> **Stated task**
Exactly reproduce the entries, dropping any pictures from your copy.

=== Data shown ===

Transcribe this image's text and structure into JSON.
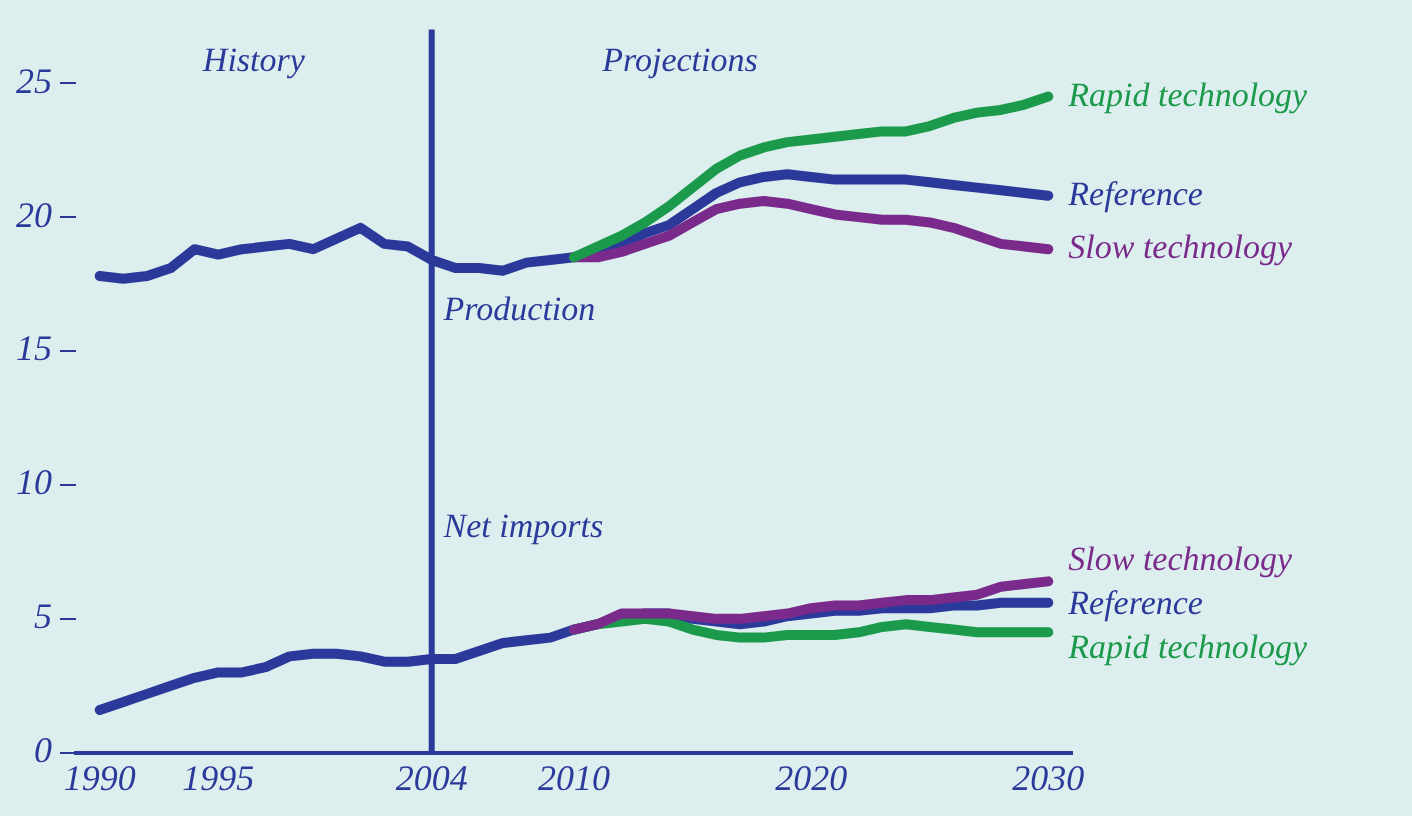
{
  "chart_data": {
    "type": "line",
    "xlim": [
      1989,
      2031
    ],
    "xticks": [
      1990,
      1995,
      2004,
      2010,
      2020,
      2030
    ],
    "ylim": [
      0,
      27
    ],
    "yticks": [
      0,
      5,
      10,
      15,
      20,
      25
    ],
    "grid": false,
    "legend": false,
    "line_style": "solid",
    "ref_lines": [
      {
        "axis": "x",
        "value": 2004,
        "color": "#2b3a9a"
      }
    ],
    "annotations": [
      "History",
      "Projections",
      {
        "text": "Production",
        "x": 2004.5,
        "y": 16.5
      },
      {
        "text": "Net imports",
        "x": 2004.5,
        "y": 8.4
      }
    ],
    "series": [
      {
        "name": "Rapid technology",
        "color": "#1a9a4a",
        "x": [
          2010,
          2011,
          2012,
          2013,
          2014,
          2015,
          2016,
          2017,
          2018,
          2019,
          2020,
          2021,
          2022,
          2023,
          2024,
          2025,
          2026,
          2027,
          2028,
          2029,
          2030
        ],
        "values": [
          18.5,
          18.9,
          19.3,
          19.8,
          20.4,
          21.1,
          21.8,
          22.3,
          22.6,
          22.8,
          22.9,
          23.0,
          23.1,
          23.2,
          23.2,
          23.4,
          23.7,
          23.9,
          24.0,
          24.2,
          24.5
        ]
      },
      {
        "name": "Slow technology",
        "color": "#7a2a8a",
        "x": [
          2010,
          2011,
          2012,
          2013,
          2014,
          2015,
          2016,
          2017,
          2018,
          2019,
          2020,
          2021,
          2022,
          2023,
          2024,
          2025,
          2026,
          2027,
          2028,
          2029,
          2030
        ],
        "values": [
          18.5,
          18.5,
          18.7,
          19.0,
          19.3,
          19.8,
          20.3,
          20.5,
          20.6,
          20.5,
          20.3,
          20.1,
          20.0,
          19.9,
          19.9,
          19.8,
          19.6,
          19.3,
          19.0,
          18.9,
          18.8
        ]
      },
      {
        "name": "Reference",
        "color": "#2b3a9a",
        "x": [
          1990,
          1991,
          1992,
          1993,
          1994,
          1995,
          1996,
          1997,
          1998,
          1999,
          2000,
          2001,
          2002,
          2003,
          2004,
          2005,
          2006,
          2007,
          2008,
          2009,
          2010,
          2011,
          2012,
          2013,
          2014,
          2015,
          2016,
          2017,
          2018,
          2019,
          2020,
          2021,
          2022,
          2023,
          2024,
          2025,
          2026,
          2027,
          2028,
          2029,
          2030
        ],
        "values": [
          17.8,
          17.7,
          17.8,
          18.1,
          18.8,
          18.6,
          18.8,
          18.9,
          19.0,
          18.8,
          19.2,
          19.6,
          19.0,
          18.9,
          18.4,
          18.1,
          18.1,
          18.0,
          18.3,
          18.4,
          18.5,
          18.7,
          19.0,
          19.4,
          19.7,
          20.3,
          20.9,
          21.3,
          21.5,
          21.6,
          21.5,
          21.4,
          21.4,
          21.4,
          21.4,
          21.3,
          21.2,
          21.1,
          21.0,
          20.9,
          20.8
        ]
      },
      {
        "name": "Slow technology",
        "color": "#7a2a8a",
        "x": [
          2010,
          2011,
          2012,
          2013,
          2014,
          2015,
          2016,
          2017,
          2018,
          2019,
          2020,
          2021,
          2022,
          2023,
          2024,
          2025,
          2026,
          2027,
          2028,
          2029,
          2030
        ],
        "values": [
          4.6,
          4.8,
          5.2,
          5.2,
          5.2,
          5.1,
          5.0,
          5.0,
          5.1,
          5.2,
          5.4,
          5.5,
          5.5,
          5.6,
          5.7,
          5.7,
          5.8,
          5.9,
          6.2,
          6.3,
          6.4
        ]
      },
      {
        "name": "Rapid technology",
        "color": "#1a9a4a",
        "x": [
          2010,
          2011,
          2012,
          2013,
          2014,
          2015,
          2016,
          2017,
          2018,
          2019,
          2020,
          2021,
          2022,
          2023,
          2024,
          2025,
          2026,
          2027,
          2028,
          2029,
          2030
        ],
        "values": [
          4.6,
          4.8,
          4.9,
          5.0,
          4.9,
          4.6,
          4.4,
          4.3,
          4.3,
          4.4,
          4.4,
          4.4,
          4.5,
          4.7,
          4.8,
          4.7,
          4.6,
          4.5,
          4.5,
          4.5,
          4.5
        ]
      },
      {
        "name": "Reference",
        "color": "#2b3a9a",
        "x": [
          1990,
          1991,
          1992,
          1993,
          1994,
          1995,
          1996,
          1997,
          1998,
          1999,
          2000,
          2001,
          2002,
          2003,
          2004,
          2005,
          2006,
          2007,
          2008,
          2009,
          2010,
          2011,
          2012,
          2013,
          2014,
          2015,
          2016,
          2017,
          2018,
          2019,
          2020,
          2021,
          2022,
          2023,
          2024,
          2025,
          2026,
          2027,
          2028,
          2029,
          2030
        ],
        "values": [
          1.6,
          1.9,
          2.2,
          2.5,
          2.8,
          3.0,
          3.0,
          3.2,
          3.6,
          3.7,
          3.7,
          3.6,
          3.4,
          3.4,
          3.5,
          3.5,
          3.8,
          4.1,
          4.2,
          4.3,
          4.6,
          4.8,
          5.1,
          5.2,
          5.2,
          5.0,
          4.9,
          4.8,
          4.9,
          5.1,
          5.2,
          5.3,
          5.3,
          5.4,
          5.4,
          5.4,
          5.5,
          5.5,
          5.6,
          5.6,
          5.6
        ]
      }
    ]
  }
}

===

> **Written solution**
Transcribe this image's text and structure into JSON.
{
  "chart_data": {
    "type": "line",
    "xlim": [
      1989,
      2031
    ],
    "xticks": [
      1990,
      1995,
      2004,
      2010,
      2020,
      2030
    ],
    "ylim": [
      0,
      27
    ],
    "yticks": [
      0,
      5,
      10,
      15,
      20,
      25
    ],
    "grid": false,
    "legend": false,
    "line_style": "solid",
    "ref_lines": [
      {
        "axis": "x",
        "value": 2004,
        "color": "#2b3a9a"
      }
    ],
    "annotations": [
      "History",
      "Projections",
      {
        "text": "Production",
        "x": 2004.5,
        "y": 16.5
      },
      {
        "text": "Net imports",
        "x": 2004.5,
        "y": 8.4
      }
    ],
    "series": [
      {
        "name": "Rapid technology",
        "color": "#1a9a4a",
        "x": [
          2010,
          2011,
          2012,
          2013,
          2014,
          2015,
          2016,
          2017,
          2018,
          2019,
          2020,
          2021,
          2022,
          2023,
          2024,
          2025,
          2026,
          2027,
          2028,
          2029,
          2030
        ],
        "values": [
          18.5,
          18.9,
          19.3,
          19.8,
          20.4,
          21.1,
          21.8,
          22.3,
          22.6,
          22.8,
          22.9,
          23.0,
          23.1,
          23.2,
          23.2,
          23.4,
          23.7,
          23.9,
          24.0,
          24.2,
          24.5
        ]
      },
      {
        "name": "Slow technology",
        "color": "#7a2a8a",
        "x": [
          2010,
          2011,
          2012,
          2013,
          2014,
          2015,
          2016,
          2017,
          2018,
          2019,
          2020,
          2021,
          2022,
          2023,
          2024,
          2025,
          2026,
          2027,
          2028,
          2029,
          2030
        ],
        "values": [
          18.5,
          18.5,
          18.7,
          19.0,
          19.3,
          19.8,
          20.3,
          20.5,
          20.6,
          20.5,
          20.3,
          20.1,
          20.0,
          19.9,
          19.9,
          19.8,
          19.6,
          19.3,
          19.0,
          18.9,
          18.8
        ]
      },
      {
        "name": "Reference",
        "color": "#2b3a9a",
        "x": [
          1990,
          1991,
          1992,
          1993,
          1994,
          1995,
          1996,
          1997,
          1998,
          1999,
          2000,
          2001,
          2002,
          2003,
          2004,
          2005,
          2006,
          2007,
          2008,
          2009,
          2010,
          2011,
          2012,
          2013,
          2014,
          2015,
          2016,
          2017,
          2018,
          2019,
          2020,
          2021,
          2022,
          2023,
          2024,
          2025,
          2026,
          2027,
          2028,
          2029,
          2030
        ],
        "values": [
          17.8,
          17.7,
          17.8,
          18.1,
          18.8,
          18.6,
          18.8,
          18.9,
          19.0,
          18.8,
          19.2,
          19.6,
          19.0,
          18.9,
          18.4,
          18.1,
          18.1,
          18.0,
          18.3,
          18.4,
          18.5,
          18.7,
          19.0,
          19.4,
          19.7,
          20.3,
          20.9,
          21.3,
          21.5,
          21.6,
          21.5,
          21.4,
          21.4,
          21.4,
          21.4,
          21.3,
          21.2,
          21.1,
          21.0,
          20.9,
          20.8
        ]
      },
      {
        "name": "Slow technology",
        "color": "#7a2a8a",
        "x": [
          2010,
          2011,
          2012,
          2013,
          2014,
          2015,
          2016,
          2017,
          2018,
          2019,
          2020,
          2021,
          2022,
          2023,
          2024,
          2025,
          2026,
          2027,
          2028,
          2029,
          2030
        ],
        "values": [
          4.6,
          4.8,
          5.2,
          5.2,
          5.2,
          5.1,
          5.0,
          5.0,
          5.1,
          5.2,
          5.4,
          5.5,
          5.5,
          5.6,
          5.7,
          5.7,
          5.8,
          5.9,
          6.2,
          6.3,
          6.4
        ]
      },
      {
        "name": "Rapid technology",
        "color": "#1a9a4a",
        "x": [
          2010,
          2011,
          2012,
          2013,
          2014,
          2015,
          2016,
          2017,
          2018,
          2019,
          2020,
          2021,
          2022,
          2023,
          2024,
          2025,
          2026,
          2027,
          2028,
          2029,
          2030
        ],
        "values": [
          4.6,
          4.8,
          4.9,
          5.0,
          4.9,
          4.6,
          4.4,
          4.3,
          4.3,
          4.4,
          4.4,
          4.4,
          4.5,
          4.7,
          4.8,
          4.7,
          4.6,
          4.5,
          4.5,
          4.5,
          4.5
        ]
      },
      {
        "name": "Reference",
        "color": "#2b3a9a",
        "x": [
          1990,
          1991,
          1992,
          1993,
          1994,
          1995,
          1996,
          1997,
          1998,
          1999,
          2000,
          2001,
          2002,
          2003,
          2004,
          2005,
          2006,
          2007,
          2008,
          2009,
          2010,
          2011,
          2012,
          2013,
          2014,
          2015,
          2016,
          2017,
          2018,
          2019,
          2020,
          2021,
          2022,
          2023,
          2024,
          2025,
          2026,
          2027,
          2028,
          2029,
          2030
        ],
        "values": [
          1.6,
          1.9,
          2.2,
          2.5,
          2.8,
          3.0,
          3.0,
          3.2,
          3.6,
          3.7,
          3.7,
          3.6,
          3.4,
          3.4,
          3.5,
          3.5,
          3.8,
          4.1,
          4.2,
          4.3,
          4.6,
          4.8,
          5.1,
          5.2,
          5.2,
          5.0,
          4.9,
          4.8,
          4.9,
          5.1,
          5.2,
          5.3,
          5.3,
          5.4,
          5.4,
          5.4,
          5.5,
          5.5,
          5.6,
          5.6,
          5.6
        ]
      }
    ]
  }
}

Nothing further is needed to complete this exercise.